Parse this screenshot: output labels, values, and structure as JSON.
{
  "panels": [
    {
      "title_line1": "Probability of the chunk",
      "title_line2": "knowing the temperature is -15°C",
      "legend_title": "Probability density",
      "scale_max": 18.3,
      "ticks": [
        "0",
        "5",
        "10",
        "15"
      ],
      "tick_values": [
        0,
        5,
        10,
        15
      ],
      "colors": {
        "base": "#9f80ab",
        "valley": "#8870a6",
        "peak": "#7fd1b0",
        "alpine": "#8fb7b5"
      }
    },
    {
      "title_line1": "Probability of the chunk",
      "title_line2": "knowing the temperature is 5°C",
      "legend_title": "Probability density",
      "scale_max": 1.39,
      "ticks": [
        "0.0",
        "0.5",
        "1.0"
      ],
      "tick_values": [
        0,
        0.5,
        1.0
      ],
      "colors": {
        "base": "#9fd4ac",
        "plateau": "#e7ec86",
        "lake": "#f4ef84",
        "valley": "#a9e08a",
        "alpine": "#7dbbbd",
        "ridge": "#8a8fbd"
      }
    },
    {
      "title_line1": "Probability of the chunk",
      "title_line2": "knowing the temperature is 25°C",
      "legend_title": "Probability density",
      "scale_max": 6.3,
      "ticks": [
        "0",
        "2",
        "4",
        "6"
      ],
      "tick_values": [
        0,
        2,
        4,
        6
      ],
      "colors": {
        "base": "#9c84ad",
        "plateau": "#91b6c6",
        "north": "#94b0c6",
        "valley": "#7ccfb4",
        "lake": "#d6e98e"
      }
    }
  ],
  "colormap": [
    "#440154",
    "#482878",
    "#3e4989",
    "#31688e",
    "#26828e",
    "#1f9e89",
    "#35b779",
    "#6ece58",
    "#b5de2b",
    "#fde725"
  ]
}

> WHAT IS NEEDED
Output each entry precisely as given.

> CORRECT RESULT
Parse this screenshot: output labels, values, and structure as JSON.
{
  "panels": [
    {
      "title_line1": "Probability of the chunk",
      "title_line2": "knowing the temperature is -15°C",
      "legend_title": "Probability density",
      "scale_max": 18.3,
      "ticks": [
        "0",
        "5",
        "10",
        "15"
      ],
      "tick_values": [
        0,
        5,
        10,
        15
      ],
      "colors": {
        "base": "#9f80ab",
        "valley": "#8870a6",
        "peak": "#7fd1b0",
        "alpine": "#8fb7b5"
      }
    },
    {
      "title_line1": "Probability of the chunk",
      "title_line2": "knowing the temperature is 5°C",
      "legend_title": "Probability density",
      "scale_max": 1.39,
      "ticks": [
        "0.0",
        "0.5",
        "1.0"
      ],
      "tick_values": [
        0,
        0.5,
        1.0
      ],
      "colors": {
        "base": "#9fd4ac",
        "plateau": "#e7ec86",
        "lake": "#f4ef84",
        "valley": "#a9e08a",
        "alpine": "#7dbbbd",
        "ridge": "#8a8fbd"
      }
    },
    {
      "title_line1": "Probability of the chunk",
      "title_line2": "knowing the temperature is 25°C",
      "legend_title": "Probability density",
      "scale_max": 6.3,
      "ticks": [
        "0",
        "2",
        "4",
        "6"
      ],
      "tick_values": [
        0,
        2,
        4,
        6
      ],
      "colors": {
        "base": "#9c84ad",
        "plateau": "#91b6c6",
        "north": "#94b0c6",
        "valley": "#7ccfb4",
        "lake": "#d6e98e"
      }
    }
  ],
  "colormap": [
    "#440154",
    "#482878",
    "#3e4989",
    "#31688e",
    "#26828e",
    "#1f9e89",
    "#35b779",
    "#6ece58",
    "#b5de2b",
    "#fde725"
  ]
}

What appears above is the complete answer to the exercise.